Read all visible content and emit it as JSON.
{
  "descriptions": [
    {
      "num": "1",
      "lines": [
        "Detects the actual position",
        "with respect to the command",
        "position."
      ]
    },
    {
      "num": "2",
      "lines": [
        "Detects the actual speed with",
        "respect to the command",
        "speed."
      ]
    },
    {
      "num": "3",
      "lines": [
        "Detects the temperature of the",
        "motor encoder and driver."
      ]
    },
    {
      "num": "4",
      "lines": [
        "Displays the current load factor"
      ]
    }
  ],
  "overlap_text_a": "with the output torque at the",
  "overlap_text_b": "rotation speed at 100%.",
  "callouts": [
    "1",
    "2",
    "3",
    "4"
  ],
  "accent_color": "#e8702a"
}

____

■ **What you are asked to do**:
Write out every line exactly as it stands.

■ **Solution**:
Read all visible content and emit it as JSON.
{
  "descriptions": [
    {
      "num": "1",
      "lines": [
        "Detects the actual position",
        "with respect to the command",
        "position."
      ]
    },
    {
      "num": "2",
      "lines": [
        "Detects the actual speed with",
        "respect to the command",
        "speed."
      ]
    },
    {
      "num": "3",
      "lines": [
        "Detects the temperature of the",
        "motor encoder and driver."
      ]
    },
    {
      "num": "4",
      "lines": [
        "Displays the current load factor"
      ]
    }
  ],
  "overlap_text_a": "with the output torque at the",
  "overlap_text_b": "rotation speed at 100%.",
  "callouts": [
    "1",
    "2",
    "3",
    "4"
  ],
  "accent_color": "#e8702a"
}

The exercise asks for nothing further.